— BEGIN RECORDS PROVIDED —
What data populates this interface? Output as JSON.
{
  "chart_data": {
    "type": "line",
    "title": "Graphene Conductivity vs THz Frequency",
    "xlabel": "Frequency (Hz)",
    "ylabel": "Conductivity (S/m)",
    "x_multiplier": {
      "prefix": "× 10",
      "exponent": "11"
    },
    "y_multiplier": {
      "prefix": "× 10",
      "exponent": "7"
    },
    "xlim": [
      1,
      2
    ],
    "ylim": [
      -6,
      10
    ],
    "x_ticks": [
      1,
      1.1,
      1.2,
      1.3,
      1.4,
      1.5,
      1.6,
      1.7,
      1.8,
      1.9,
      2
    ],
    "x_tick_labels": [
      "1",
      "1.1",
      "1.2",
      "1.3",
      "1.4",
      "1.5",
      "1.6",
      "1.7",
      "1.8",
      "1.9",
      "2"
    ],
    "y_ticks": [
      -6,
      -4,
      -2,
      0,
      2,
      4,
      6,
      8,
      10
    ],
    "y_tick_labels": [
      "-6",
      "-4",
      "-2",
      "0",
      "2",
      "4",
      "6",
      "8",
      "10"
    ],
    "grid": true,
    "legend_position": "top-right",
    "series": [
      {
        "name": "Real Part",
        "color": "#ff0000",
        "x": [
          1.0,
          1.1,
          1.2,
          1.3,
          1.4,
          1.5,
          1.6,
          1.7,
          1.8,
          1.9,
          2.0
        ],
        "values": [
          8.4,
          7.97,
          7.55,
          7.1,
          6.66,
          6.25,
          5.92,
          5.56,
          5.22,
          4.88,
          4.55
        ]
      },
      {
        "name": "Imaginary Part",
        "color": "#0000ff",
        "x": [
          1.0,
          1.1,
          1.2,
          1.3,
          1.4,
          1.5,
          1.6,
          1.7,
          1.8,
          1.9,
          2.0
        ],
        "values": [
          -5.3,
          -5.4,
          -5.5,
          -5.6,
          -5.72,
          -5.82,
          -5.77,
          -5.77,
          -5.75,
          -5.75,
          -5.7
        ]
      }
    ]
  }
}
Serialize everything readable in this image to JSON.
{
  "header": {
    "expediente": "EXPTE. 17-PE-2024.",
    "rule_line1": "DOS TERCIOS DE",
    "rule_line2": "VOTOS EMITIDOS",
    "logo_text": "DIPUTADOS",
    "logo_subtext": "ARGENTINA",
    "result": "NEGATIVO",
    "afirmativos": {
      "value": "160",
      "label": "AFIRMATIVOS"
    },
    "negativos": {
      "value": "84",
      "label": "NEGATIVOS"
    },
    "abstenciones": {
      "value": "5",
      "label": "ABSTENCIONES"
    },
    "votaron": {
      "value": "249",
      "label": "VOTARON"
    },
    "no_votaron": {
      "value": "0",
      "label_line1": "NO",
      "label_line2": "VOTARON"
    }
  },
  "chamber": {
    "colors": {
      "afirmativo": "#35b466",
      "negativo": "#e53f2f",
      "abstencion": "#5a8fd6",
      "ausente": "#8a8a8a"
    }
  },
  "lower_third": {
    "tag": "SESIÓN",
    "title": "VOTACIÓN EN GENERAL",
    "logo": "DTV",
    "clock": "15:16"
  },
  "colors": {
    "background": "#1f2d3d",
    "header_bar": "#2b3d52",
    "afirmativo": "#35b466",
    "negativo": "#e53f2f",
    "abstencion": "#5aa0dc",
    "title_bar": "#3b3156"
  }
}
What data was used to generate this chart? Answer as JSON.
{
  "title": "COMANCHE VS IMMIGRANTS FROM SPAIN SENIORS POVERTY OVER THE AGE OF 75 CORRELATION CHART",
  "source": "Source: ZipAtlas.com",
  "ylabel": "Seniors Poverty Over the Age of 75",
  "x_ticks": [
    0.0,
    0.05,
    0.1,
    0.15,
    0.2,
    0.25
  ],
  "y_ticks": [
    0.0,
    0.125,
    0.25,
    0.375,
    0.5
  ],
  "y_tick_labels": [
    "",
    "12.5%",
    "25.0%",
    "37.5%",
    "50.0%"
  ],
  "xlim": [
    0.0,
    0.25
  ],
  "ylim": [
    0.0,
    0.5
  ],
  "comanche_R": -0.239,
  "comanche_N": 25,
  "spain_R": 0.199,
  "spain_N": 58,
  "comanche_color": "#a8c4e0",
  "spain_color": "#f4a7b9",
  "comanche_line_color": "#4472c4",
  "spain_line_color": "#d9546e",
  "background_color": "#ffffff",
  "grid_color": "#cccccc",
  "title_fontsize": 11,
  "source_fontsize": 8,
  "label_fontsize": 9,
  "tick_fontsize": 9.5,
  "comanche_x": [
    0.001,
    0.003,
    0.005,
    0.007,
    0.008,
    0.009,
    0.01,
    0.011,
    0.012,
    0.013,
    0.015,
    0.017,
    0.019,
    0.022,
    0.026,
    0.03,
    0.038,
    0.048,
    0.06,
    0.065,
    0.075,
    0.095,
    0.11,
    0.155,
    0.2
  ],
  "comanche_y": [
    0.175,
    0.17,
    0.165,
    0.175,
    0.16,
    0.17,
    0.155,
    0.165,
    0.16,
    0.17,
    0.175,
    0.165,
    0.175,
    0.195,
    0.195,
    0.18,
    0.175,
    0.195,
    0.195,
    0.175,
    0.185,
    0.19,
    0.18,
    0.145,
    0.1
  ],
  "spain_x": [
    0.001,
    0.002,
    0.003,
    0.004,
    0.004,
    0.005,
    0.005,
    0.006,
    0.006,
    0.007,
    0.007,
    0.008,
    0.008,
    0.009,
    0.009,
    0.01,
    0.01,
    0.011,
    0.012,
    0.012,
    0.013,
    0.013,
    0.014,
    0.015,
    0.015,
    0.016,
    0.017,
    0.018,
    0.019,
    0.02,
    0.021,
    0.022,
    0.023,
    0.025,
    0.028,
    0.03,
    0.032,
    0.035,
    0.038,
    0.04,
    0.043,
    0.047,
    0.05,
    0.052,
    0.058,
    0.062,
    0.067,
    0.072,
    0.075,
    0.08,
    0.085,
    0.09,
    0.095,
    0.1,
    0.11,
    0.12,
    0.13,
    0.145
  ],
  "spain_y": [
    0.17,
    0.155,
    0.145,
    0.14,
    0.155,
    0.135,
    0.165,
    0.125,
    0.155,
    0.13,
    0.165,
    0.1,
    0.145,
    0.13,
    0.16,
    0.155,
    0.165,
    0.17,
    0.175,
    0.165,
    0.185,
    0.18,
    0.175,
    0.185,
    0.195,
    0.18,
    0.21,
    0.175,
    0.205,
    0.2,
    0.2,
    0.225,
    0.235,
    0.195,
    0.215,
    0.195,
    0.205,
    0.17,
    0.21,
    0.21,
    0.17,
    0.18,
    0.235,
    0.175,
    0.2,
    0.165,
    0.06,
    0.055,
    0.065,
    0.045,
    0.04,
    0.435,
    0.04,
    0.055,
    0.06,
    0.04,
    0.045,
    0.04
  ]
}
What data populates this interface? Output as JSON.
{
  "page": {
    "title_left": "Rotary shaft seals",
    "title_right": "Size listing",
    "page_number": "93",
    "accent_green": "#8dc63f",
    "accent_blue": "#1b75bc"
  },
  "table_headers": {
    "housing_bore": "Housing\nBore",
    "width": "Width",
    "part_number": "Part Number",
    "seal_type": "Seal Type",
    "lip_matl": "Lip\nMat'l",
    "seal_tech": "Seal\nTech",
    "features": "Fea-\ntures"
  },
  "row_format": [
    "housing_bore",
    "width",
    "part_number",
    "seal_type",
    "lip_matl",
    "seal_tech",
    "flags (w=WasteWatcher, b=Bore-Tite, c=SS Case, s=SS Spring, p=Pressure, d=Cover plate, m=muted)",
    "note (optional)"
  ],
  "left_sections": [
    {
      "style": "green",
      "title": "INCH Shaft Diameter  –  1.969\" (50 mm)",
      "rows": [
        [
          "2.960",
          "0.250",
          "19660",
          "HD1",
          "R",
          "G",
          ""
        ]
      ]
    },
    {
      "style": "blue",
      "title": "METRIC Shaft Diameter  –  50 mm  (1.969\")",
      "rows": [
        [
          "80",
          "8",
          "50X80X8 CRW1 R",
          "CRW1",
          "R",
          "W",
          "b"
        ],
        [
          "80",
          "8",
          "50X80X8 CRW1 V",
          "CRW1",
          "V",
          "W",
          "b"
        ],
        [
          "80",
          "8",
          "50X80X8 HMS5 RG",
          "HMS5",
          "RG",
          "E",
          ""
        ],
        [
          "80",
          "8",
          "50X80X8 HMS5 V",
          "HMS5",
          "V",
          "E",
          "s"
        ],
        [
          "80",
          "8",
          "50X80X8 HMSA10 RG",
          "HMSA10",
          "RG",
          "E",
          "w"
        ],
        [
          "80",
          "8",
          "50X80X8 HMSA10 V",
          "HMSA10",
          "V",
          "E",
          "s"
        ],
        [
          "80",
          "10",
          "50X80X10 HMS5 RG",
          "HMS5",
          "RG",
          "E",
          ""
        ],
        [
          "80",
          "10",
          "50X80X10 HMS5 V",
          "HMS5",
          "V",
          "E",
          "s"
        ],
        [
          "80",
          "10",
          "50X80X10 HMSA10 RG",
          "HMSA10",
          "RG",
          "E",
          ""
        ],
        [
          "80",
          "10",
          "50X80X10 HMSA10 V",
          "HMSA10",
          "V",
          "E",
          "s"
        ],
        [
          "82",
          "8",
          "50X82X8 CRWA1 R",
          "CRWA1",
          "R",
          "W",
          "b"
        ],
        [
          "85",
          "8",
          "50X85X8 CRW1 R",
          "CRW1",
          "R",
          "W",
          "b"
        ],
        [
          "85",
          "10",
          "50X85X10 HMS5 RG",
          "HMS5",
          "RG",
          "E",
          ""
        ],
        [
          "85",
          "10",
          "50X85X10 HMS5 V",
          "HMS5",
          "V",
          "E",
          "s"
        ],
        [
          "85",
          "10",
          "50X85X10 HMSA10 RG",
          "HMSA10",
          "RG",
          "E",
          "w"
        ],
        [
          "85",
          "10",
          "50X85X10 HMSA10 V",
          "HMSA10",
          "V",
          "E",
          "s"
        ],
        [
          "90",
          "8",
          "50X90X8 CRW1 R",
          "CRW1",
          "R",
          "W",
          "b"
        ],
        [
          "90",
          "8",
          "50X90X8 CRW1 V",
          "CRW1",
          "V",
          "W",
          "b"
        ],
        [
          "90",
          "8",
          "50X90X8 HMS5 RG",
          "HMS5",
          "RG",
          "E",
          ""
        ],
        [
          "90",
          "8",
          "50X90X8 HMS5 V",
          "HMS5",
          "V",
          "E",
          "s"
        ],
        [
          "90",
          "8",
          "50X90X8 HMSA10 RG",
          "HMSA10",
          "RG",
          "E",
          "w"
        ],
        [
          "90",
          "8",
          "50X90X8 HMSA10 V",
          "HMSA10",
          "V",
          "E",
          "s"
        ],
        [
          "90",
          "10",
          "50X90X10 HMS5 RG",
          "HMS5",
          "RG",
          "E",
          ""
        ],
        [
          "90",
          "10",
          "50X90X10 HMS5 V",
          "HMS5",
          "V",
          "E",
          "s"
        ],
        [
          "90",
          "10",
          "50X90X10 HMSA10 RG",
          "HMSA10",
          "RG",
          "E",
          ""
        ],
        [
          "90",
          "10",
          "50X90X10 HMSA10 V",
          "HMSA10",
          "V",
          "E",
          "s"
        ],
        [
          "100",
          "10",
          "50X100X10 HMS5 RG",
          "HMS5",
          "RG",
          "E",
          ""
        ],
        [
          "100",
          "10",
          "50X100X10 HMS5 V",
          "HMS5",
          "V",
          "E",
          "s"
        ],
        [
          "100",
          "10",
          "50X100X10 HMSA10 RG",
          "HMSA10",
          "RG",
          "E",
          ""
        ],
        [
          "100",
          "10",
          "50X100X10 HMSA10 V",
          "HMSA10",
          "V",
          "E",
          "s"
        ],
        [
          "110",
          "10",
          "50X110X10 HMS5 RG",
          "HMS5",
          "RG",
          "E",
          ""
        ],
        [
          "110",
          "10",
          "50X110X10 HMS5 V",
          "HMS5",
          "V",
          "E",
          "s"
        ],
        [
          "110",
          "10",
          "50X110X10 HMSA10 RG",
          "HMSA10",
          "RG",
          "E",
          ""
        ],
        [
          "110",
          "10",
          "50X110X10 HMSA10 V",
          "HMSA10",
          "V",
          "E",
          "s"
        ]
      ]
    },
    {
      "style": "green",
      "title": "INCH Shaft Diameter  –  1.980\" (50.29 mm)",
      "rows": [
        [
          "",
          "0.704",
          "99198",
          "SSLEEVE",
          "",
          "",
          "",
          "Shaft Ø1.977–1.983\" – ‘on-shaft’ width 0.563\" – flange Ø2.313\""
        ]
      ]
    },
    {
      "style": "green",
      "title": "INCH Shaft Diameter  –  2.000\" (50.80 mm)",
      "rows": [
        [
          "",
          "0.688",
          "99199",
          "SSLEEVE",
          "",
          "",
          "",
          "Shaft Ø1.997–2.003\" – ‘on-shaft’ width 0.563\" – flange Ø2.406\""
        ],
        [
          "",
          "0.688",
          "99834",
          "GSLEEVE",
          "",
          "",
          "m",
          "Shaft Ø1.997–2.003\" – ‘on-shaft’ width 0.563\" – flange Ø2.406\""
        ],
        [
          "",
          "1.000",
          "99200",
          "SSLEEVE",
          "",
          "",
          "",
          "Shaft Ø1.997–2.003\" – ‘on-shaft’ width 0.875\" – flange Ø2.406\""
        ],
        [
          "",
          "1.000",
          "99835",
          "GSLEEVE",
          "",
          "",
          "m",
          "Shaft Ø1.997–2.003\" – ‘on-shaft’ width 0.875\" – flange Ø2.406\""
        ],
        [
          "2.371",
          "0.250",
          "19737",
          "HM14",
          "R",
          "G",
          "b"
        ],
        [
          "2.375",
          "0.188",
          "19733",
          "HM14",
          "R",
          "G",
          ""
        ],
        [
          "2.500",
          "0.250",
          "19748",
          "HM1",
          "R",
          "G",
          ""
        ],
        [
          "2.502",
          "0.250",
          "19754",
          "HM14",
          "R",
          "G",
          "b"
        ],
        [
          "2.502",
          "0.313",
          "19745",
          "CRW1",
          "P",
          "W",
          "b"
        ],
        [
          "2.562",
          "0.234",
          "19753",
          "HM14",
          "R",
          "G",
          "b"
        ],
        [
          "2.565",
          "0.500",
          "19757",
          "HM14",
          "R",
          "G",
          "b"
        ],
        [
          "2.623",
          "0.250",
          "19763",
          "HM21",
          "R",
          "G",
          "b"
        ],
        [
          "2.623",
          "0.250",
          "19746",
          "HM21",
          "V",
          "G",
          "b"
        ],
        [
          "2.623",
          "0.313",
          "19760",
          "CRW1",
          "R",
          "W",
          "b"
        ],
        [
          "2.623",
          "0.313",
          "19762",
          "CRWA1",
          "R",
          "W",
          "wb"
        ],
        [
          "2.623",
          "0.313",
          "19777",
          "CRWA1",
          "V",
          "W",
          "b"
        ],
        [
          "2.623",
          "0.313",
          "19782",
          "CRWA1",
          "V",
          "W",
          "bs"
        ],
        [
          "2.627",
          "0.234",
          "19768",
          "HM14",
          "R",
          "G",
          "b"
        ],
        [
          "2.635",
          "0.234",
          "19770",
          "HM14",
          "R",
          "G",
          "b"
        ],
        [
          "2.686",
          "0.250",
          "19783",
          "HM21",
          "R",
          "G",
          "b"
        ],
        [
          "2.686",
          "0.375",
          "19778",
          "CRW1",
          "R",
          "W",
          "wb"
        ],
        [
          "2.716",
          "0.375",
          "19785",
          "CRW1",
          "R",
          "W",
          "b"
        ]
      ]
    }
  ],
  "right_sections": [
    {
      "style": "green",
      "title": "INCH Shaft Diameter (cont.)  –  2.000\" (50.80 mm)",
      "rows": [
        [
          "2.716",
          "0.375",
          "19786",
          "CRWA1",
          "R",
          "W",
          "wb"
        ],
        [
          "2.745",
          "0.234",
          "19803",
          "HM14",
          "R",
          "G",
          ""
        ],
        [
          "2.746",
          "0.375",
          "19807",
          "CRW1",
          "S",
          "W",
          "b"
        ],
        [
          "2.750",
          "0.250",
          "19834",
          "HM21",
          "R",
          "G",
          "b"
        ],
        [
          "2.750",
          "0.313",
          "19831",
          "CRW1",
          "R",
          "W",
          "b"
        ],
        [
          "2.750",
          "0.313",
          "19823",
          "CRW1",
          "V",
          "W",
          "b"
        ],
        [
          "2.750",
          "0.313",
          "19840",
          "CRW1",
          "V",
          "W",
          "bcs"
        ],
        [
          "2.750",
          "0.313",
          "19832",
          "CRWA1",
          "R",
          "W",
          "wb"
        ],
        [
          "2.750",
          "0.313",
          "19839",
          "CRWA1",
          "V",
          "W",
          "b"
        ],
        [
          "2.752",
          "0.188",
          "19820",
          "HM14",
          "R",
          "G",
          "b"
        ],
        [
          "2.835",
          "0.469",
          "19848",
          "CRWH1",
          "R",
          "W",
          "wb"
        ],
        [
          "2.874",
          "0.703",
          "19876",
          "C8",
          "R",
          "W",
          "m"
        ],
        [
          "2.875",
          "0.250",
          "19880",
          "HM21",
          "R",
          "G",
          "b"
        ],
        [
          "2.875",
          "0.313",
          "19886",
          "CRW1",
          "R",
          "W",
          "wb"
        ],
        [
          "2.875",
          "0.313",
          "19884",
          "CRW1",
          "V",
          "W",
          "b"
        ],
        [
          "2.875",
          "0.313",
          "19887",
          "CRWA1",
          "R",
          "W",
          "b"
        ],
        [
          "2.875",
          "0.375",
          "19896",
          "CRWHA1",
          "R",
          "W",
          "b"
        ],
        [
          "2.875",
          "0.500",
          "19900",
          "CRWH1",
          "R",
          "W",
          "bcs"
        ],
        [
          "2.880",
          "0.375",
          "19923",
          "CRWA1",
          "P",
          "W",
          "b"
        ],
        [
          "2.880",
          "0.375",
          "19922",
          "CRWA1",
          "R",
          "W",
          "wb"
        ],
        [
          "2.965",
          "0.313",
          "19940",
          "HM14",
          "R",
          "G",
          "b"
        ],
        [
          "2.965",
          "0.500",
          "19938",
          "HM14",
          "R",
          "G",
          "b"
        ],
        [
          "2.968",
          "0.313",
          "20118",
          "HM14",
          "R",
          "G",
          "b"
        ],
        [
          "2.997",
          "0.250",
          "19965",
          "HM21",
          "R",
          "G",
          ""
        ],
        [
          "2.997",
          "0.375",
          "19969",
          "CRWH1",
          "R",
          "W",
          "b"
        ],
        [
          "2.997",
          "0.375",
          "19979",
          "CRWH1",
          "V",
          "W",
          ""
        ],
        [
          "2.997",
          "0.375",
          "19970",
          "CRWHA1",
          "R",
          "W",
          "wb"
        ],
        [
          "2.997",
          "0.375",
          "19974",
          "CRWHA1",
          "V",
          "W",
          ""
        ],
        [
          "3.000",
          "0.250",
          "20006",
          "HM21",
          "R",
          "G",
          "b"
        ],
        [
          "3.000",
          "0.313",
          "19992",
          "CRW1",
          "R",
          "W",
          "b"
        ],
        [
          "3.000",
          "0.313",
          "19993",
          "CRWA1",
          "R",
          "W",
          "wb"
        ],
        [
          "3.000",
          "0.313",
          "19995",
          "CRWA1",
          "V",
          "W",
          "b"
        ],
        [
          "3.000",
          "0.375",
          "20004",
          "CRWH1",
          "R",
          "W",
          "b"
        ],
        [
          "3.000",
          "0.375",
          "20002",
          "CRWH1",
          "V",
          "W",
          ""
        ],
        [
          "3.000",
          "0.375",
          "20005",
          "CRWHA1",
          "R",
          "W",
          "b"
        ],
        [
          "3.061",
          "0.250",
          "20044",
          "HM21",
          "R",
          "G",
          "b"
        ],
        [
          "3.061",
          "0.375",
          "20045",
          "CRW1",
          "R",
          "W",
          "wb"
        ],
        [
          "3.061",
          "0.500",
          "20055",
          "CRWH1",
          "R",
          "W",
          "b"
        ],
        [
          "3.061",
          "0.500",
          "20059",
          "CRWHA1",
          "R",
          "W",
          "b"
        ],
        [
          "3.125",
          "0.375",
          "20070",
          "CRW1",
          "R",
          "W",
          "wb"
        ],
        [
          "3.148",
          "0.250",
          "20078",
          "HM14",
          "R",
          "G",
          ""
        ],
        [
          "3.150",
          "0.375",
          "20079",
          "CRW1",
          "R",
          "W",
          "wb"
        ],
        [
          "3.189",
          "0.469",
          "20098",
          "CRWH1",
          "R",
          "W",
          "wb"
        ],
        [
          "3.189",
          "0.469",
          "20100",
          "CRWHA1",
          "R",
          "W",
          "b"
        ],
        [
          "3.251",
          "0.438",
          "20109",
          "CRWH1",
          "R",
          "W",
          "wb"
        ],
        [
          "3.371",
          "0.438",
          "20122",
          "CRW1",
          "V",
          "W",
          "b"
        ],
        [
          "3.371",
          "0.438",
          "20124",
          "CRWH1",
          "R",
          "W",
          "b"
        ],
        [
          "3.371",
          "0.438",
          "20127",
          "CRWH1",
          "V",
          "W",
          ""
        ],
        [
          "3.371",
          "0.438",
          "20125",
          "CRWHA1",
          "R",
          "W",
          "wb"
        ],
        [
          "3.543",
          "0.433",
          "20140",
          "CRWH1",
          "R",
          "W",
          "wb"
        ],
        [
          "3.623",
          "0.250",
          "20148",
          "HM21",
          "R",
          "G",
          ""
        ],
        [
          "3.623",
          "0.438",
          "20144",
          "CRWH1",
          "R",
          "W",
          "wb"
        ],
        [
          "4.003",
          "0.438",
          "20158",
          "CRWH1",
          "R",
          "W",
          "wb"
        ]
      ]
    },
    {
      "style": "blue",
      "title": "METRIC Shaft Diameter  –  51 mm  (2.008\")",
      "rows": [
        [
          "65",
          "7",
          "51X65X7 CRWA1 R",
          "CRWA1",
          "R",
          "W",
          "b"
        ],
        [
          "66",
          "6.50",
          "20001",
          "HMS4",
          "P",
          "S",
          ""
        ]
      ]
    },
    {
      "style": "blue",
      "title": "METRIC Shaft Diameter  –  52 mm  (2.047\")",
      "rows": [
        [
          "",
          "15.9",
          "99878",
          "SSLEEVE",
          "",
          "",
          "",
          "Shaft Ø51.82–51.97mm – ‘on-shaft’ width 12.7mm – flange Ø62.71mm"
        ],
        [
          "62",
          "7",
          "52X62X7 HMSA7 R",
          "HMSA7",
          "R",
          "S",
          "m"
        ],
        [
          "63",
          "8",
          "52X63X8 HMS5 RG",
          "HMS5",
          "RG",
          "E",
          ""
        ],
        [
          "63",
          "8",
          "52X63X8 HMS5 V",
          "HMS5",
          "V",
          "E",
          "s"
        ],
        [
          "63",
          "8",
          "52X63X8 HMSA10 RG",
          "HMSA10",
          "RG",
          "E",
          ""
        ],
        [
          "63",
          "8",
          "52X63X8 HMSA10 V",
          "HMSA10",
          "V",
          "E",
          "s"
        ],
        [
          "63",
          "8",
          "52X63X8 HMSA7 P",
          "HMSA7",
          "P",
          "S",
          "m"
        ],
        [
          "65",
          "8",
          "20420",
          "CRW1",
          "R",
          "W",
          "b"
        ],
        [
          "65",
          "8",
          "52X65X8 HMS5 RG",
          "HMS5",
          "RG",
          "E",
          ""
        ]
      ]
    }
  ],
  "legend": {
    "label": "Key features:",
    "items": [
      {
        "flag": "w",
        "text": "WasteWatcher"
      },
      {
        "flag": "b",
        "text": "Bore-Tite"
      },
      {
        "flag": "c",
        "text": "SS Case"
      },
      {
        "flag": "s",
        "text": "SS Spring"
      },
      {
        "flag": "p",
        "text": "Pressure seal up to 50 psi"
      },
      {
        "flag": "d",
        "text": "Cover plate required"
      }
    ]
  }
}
— END RECORDS PROVIDED —
#### STATED GOAL
Count up every line above that has the word "METRIC" in it; answer with the number alone.

#### FULL OUTPUT
3